Written exercise:
Copy every item below line for line, with no changes to any character.

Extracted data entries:
•••••
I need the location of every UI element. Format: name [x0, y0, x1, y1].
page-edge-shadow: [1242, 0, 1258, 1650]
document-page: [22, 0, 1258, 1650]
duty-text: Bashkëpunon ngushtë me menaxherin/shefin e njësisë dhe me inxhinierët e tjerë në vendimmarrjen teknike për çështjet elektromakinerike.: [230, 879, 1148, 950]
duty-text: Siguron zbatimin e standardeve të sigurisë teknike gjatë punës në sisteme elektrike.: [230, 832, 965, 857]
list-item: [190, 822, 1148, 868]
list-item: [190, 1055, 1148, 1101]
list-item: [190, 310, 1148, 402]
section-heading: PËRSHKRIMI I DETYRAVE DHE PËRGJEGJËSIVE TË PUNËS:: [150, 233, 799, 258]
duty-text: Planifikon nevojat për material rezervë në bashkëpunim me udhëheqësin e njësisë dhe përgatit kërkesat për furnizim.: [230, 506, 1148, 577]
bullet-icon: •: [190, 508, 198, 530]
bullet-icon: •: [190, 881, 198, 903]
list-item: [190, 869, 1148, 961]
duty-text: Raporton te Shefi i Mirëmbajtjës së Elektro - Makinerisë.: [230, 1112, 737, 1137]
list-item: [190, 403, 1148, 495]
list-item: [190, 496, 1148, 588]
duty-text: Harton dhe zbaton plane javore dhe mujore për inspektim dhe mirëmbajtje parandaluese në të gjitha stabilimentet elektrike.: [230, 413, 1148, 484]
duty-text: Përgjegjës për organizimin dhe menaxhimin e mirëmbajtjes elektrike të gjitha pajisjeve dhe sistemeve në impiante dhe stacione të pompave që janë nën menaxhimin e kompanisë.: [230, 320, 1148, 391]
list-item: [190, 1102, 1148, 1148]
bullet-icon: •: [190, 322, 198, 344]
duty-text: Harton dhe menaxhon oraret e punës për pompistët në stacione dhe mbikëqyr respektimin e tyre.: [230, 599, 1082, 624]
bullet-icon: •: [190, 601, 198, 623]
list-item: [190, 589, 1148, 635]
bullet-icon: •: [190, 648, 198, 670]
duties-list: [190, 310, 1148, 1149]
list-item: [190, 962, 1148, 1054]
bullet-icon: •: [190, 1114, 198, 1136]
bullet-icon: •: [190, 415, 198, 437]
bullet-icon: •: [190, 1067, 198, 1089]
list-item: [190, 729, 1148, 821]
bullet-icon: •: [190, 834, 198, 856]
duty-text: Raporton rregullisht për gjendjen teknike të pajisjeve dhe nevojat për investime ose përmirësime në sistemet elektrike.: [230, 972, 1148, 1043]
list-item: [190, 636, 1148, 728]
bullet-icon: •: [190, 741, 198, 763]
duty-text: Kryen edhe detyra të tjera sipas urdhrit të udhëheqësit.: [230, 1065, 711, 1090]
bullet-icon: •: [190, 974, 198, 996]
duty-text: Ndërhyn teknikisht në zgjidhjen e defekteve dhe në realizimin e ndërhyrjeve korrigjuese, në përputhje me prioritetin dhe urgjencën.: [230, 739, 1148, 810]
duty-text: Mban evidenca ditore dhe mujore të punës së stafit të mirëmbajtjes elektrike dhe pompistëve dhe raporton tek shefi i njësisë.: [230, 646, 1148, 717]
•••••
Response:
I need the location of every UI element. Format: name [x0, y0, x1, y1].
page-edge-shadow: [1242, 0, 1258, 1650]
document-page: [22, 0, 1258, 1650]
duty-text: Bashkëpunon ngushtë me menaxherin/shefin e njësisë dhe me inxhinierët e tjerë në vendimmarrjen teknike për çështjet elektromakinerike.: [230, 879, 1148, 950]
duty-text: Siguron zbatimin e standardeve të sigurisë teknike gjatë punës në sisteme elektrike.: [230, 832, 965, 857]
list-item: [190, 822, 1148, 868]
list-item: [190, 1055, 1148, 1101]
list-item: [190, 310, 1148, 402]
section-heading: PËRSHKRIMI I DETYRAVE DHE PËRGJEGJËSIVE TË PUNËS:: [150, 233, 799, 258]
duty-text: Planifikon nevojat për material rezervë në bashkëpunim me udhëheqësin e njësisë dhe përgatit kërkesat për furnizim.: [230, 506, 1148, 577]
bullet-icon: •: [190, 508, 198, 530]
bullet-icon: •: [190, 881, 198, 903]
list-item: [190, 869, 1148, 961]
duty-text: Raporton te Shefi i Mirëmbajtjës së Elektro - Makinerisë.: [230, 1112, 737, 1137]
list-item: [190, 403, 1148, 495]
list-item: [190, 496, 1148, 588]
duty-text: Harton dhe zbaton plane javore dhe mujore për inspektim dhe mirëmbajtje parandaluese në të gjitha stabilimentet elektrike.: [230, 413, 1148, 484]
duty-text: Përgjegjës për organizimin dhe menaxhimin e mirëmbajtjes elektrike të gjitha pajisjeve dhe sistemeve në impiante dhe stacione të pompave që janë nën menaxhimin e kompanisë.: [230, 320, 1148, 391]
list-item: [190, 1102, 1148, 1148]
bullet-icon: •: [190, 322, 198, 344]
duty-text: Harton dhe menaxhon oraret e punës për pompistët në stacione dhe mbikëqyr respektimin e tyre.: [230, 599, 1082, 624]
bullet-icon: •: [190, 601, 198, 623]
list-item: [190, 589, 1148, 635]
bullet-icon: •: [190, 648, 198, 670]
duties-list: [190, 310, 1148, 1149]
list-item: [190, 962, 1148, 1054]
bullet-icon: •: [190, 1114, 198, 1136]
bullet-icon: •: [190, 415, 198, 437]
bullet-icon: •: [190, 1067, 198, 1089]
list-item: [190, 729, 1148, 821]
bullet-icon: •: [190, 834, 198, 856]
duty-text: Raporton rregullisht për gjendjen teknike të pajisjeve dhe nevojat për investime ose përmirësime në sistemet elektrike.: [230, 972, 1148, 1043]
list-item: [190, 636, 1148, 728]
bullet-icon: •: [190, 741, 198, 763]
duty-text: Kryen edhe detyra të tjera sipas urdhrit të udhëheqësit.: [230, 1065, 711, 1090]
bullet-icon: •: [190, 974, 198, 996]
duty-text: Ndërhyn teknikisht në zgjidhjen e defekteve dhe në realizimin e ndërhyrjeve korrigjuese, në përputhje me prioritetin dhe urgjencën.: [230, 739, 1148, 810]
duty-text: Mban evidenca ditore dhe mujore të punës së stafit të mirëmbajtjes elektrike dhe pompistëve dhe raporton tek shefi i njësisë.: [230, 646, 1148, 717]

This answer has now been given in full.